Items from a dataset:
-=-=-=-=-

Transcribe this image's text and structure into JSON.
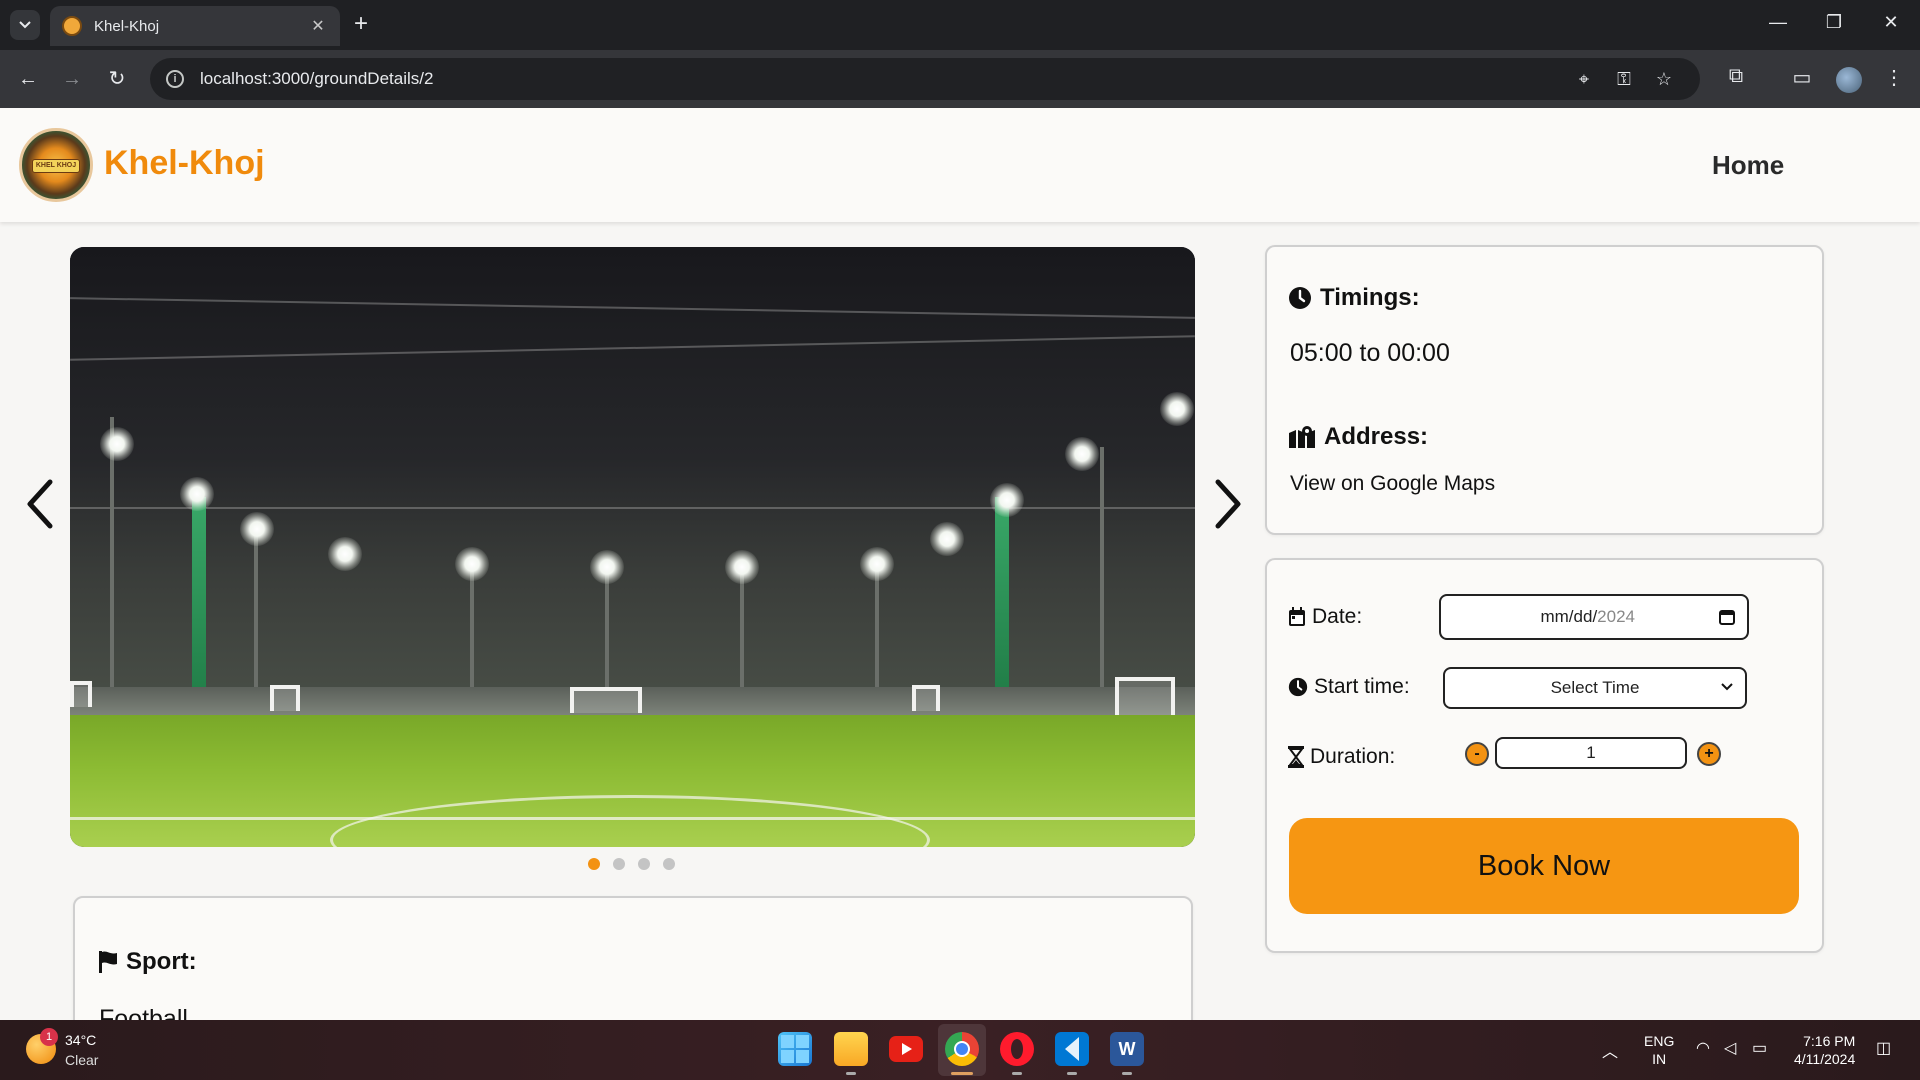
{
  "browser": {
    "tab_title": "Khel-Khoj",
    "url": "localhost:3000/groundDetails/2"
  },
  "site": {
    "brand": "Khel-Khoj",
    "logo_text": "KHEL KHOJ",
    "nav_home": "Home"
  },
  "carousel": {
    "slide_count": 4,
    "active_slide": 1,
    "prev_glyph": "‹",
    "next_glyph": "›"
  },
  "info_card": {
    "timings_label": "Timings:",
    "timings_value": "05:00 to 00:00",
    "address_label": "Address:",
    "maps_link": "View on Google Maps"
  },
  "booking": {
    "date_label": "Date:",
    "date_placeholder_md": "mm/dd/",
    "date_placeholder_year": "2024",
    "start_label": "Start time:",
    "start_value": "Select Time",
    "duration_label": "Duration:",
    "duration_value": "1",
    "minus": "-",
    "plus": "+",
    "book_button": "Book Now"
  },
  "sport_card": {
    "label": "Sport:",
    "value": "Football"
  },
  "taskbar": {
    "weather_temp": "34°C",
    "weather_cond": "Clear",
    "weather_badge": "1",
    "lang_top": "ENG",
    "lang_bottom": "IN",
    "time": "7:16 PM",
    "date": "4/11/2024"
  },
  "colors": {
    "accent": "#f39212",
    "brand_text": "#f08a0c"
  }
}
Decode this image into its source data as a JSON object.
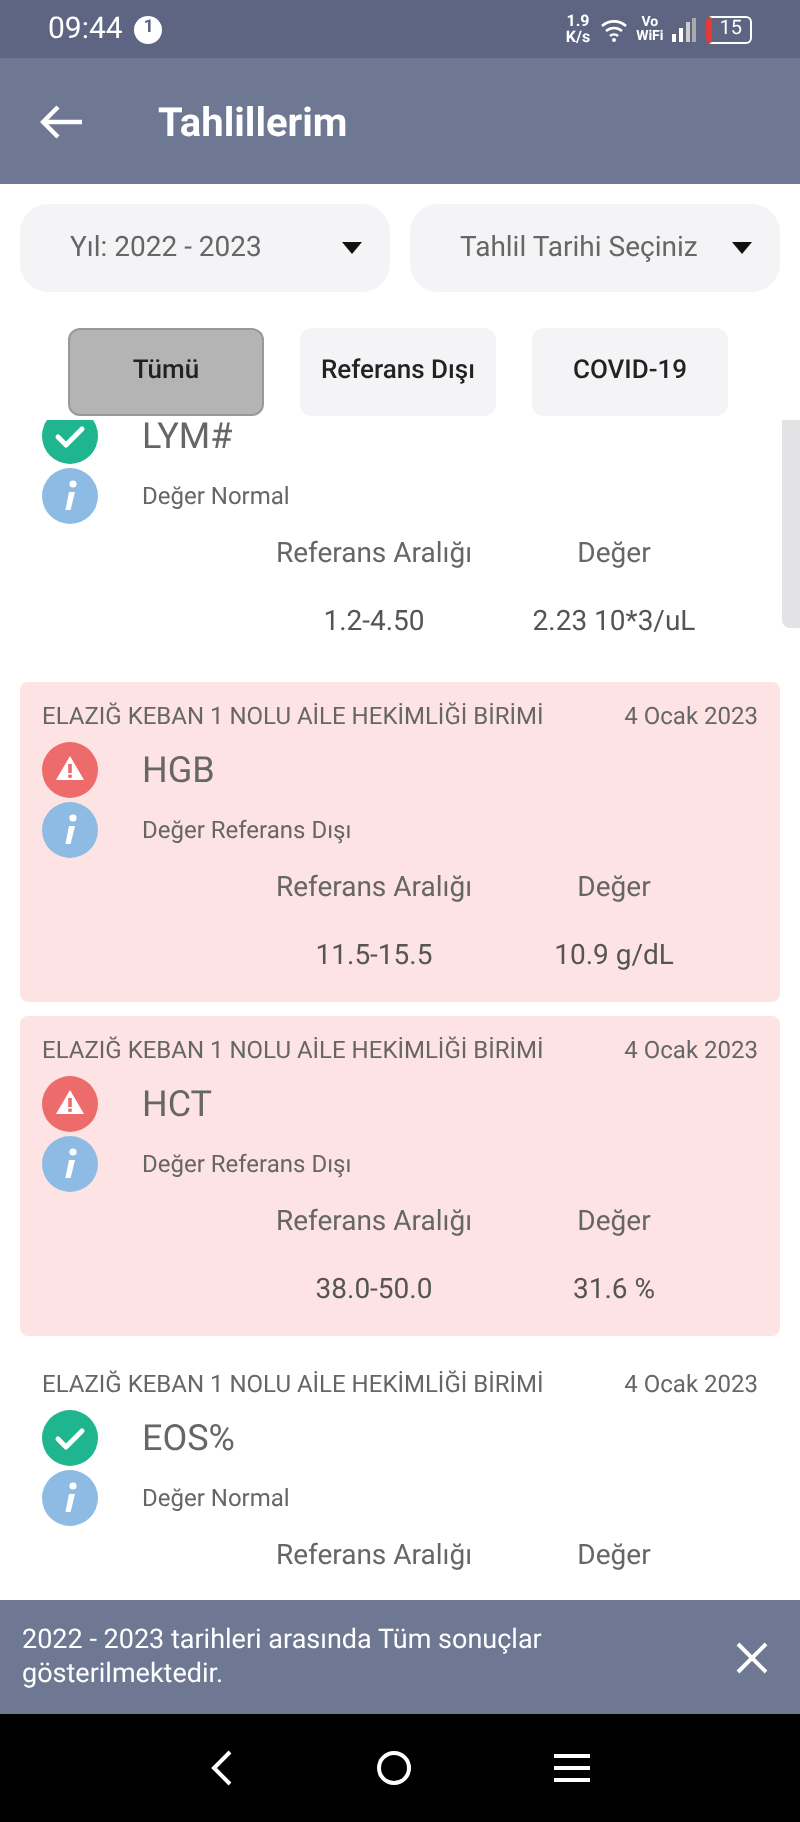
{
  "status_bar": {
    "time": "09:44",
    "notification_count": "1",
    "speed": "1.9",
    "speed_unit": "K/s",
    "volte": "Vo",
    "volte_sub": "WiFi",
    "battery": "15"
  },
  "app_bar": {
    "title": "Tahlillerim"
  },
  "filters": [
    {
      "label": "Yıl: 2022 - 2023"
    },
    {
      "label": "Tahlil Tarihi Seçiniz"
    }
  ],
  "tabs": [
    {
      "label": "Tümü",
      "selected": true
    },
    {
      "label": "Referans Dışı",
      "selected": false
    },
    {
      "label": "COVID-19",
      "selected": false
    }
  ],
  "results": [
    {
      "kind": "normal",
      "name": "LYM#",
      "status": "Değer Normal",
      "range_label": "Referans Aralığı",
      "value_label": "Değer",
      "range": "1.2-4.50",
      "value": "2.23 10*3/uL"
    },
    {
      "kind": "abnormal",
      "institution": "ELAZIĞ KEBAN 1 NOLU AİLE HEKİMLİĞİ BİRİMİ",
      "date": "4 Ocak 2023",
      "name": "HGB",
      "status": "Değer Referans Dışı",
      "range_label": "Referans Aralığı",
      "value_label": "Değer",
      "range": "11.5-15.5",
      "value": "10.9 g/dL"
    },
    {
      "kind": "abnormal",
      "institution": "ELAZIĞ KEBAN 1 NOLU AİLE HEKİMLİĞİ BİRİMİ",
      "date": "4 Ocak 2023",
      "name": "HCT",
      "status": "Değer Referans Dışı",
      "range_label": "Referans Aralığı",
      "value_label": "Değer",
      "range": "38.0-50.0",
      "value": "31.6 %"
    },
    {
      "kind": "normal",
      "institution": "ELAZIĞ KEBAN 1 NOLU AİLE HEKİMLİĞİ BİRİMİ",
      "date": "4 Ocak 2023",
      "name": "EOS%",
      "status": "Değer Normal",
      "range_label": "Referans Aralığı",
      "value_label": "Değer"
    }
  ],
  "banner": {
    "message": "2022 - 2023 tarihleri arasında Tüm sonuçlar gösterilmektedir."
  }
}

-=-=-=-=-

--- WHAT YOU HAVE TO DO ---
All the records above need to be given again word for word. Skip the pictures.

--- FULL ANSWER ---
Transcribe this image's text and structure into JSON.
{
  "browser": {
    "tab_title": "Khel-Khoj",
    "url": "localhost:3000/groundDetails/2"
  },
  "site": {
    "brand": "Khel-Khoj",
    "logo_text": "KHEL KHOJ",
    "nav_home": "Home"
  },
  "carousel": {
    "slide_count": 4,
    "active_slide": 1,
    "prev_glyph": "‹",
    "next_glyph": "›"
  },
  "info_card": {
    "timings_label": "Timings:",
    "timings_value": "05:00 to 00:00",
    "address_label": "Address:",
    "maps_link": "View on Google Maps"
  },
  "booking": {
    "date_label": "Date:",
    "date_placeholder_md": "mm/dd/",
    "date_placeholder_year": "2024",
    "start_label": "Start time:",
    "start_value": "Select Time",
    "duration_label": "Duration:",
    "duration_value": "1",
    "minus": "-",
    "plus": "+",
    "book_button": "Book Now"
  },
  "sport_card": {
    "label": "Sport:",
    "value": "Football"
  },
  "taskbar": {
    "weather_temp": "34°C",
    "weather_cond": "Clear",
    "weather_badge": "1",
    "lang_top": "ENG",
    "lang_bottom": "IN",
    "time": "7:16 PM",
    "date": "4/11/2024"
  },
  "colors": {
    "accent": "#f39212",
    "brand_text": "#f08a0c"
  }
}
Decode this image into its source data as a JSON object.
{
  "status_bar": {
    "time": "09:44",
    "notification_count": "1",
    "speed": "1.9",
    "speed_unit": "K/s",
    "volte": "Vo",
    "volte_sub": "WiFi",
    "battery": "15"
  },
  "app_bar": {
    "title": "Tahlillerim"
  },
  "filters": [
    {
      "label": "Yıl: 2022 - 2023"
    },
    {
      "label": "Tahlil Tarihi Seçiniz"
    }
  ],
  "tabs": [
    {
      "label": "Tümü",
      "selected": true
    },
    {
      "label": "Referans Dışı",
      "selected": false
    },
    {
      "label": "COVID-19",
      "selected": false
    }
  ],
  "results": [
    {
      "kind": "normal",
      "name": "LYM#",
      "status": "Değer Normal",
      "range_label": "Referans Aralığı",
      "value_label": "Değer",
      "range": "1.2-4.50",
      "value": "2.23 10*3/uL"
    },
    {
      "kind": "abnormal",
      "institution": "ELAZIĞ KEBAN 1 NOLU AİLE HEKİMLİĞİ BİRİMİ",
      "date": "4 Ocak 2023",
      "name": "HGB",
      "status": "Değer Referans Dışı",
      "range_label": "Referans Aralığı",
      "value_label": "Değer",
      "range": "11.5-15.5",
      "value": "10.9 g/dL"
    },
    {
      "kind": "abnormal",
      "institution": "ELAZIĞ KEBAN 1 NOLU AİLE HEKİMLİĞİ BİRİMİ",
      "date": "4 Ocak 2023",
      "name": "HCT",
      "status": "Değer Referans Dışı",
      "range_label": "Referans Aralığı",
      "value_label": "Değer",
      "range": "38.0-50.0",
      "value": "31.6 %"
    },
    {
      "kind": "normal",
      "institution": "ELAZIĞ KEBAN 1 NOLU AİLE HEKİMLİĞİ BİRİMİ",
      "date": "4 Ocak 2023",
      "name": "EOS%",
      "status": "Değer Normal",
      "range_label": "Referans Aralığı",
      "value_label": "Değer"
    }
  ],
  "banner": {
    "message": "2022 - 2023 tarihleri arasında Tüm sonuçlar gösterilmektedir."
  }
}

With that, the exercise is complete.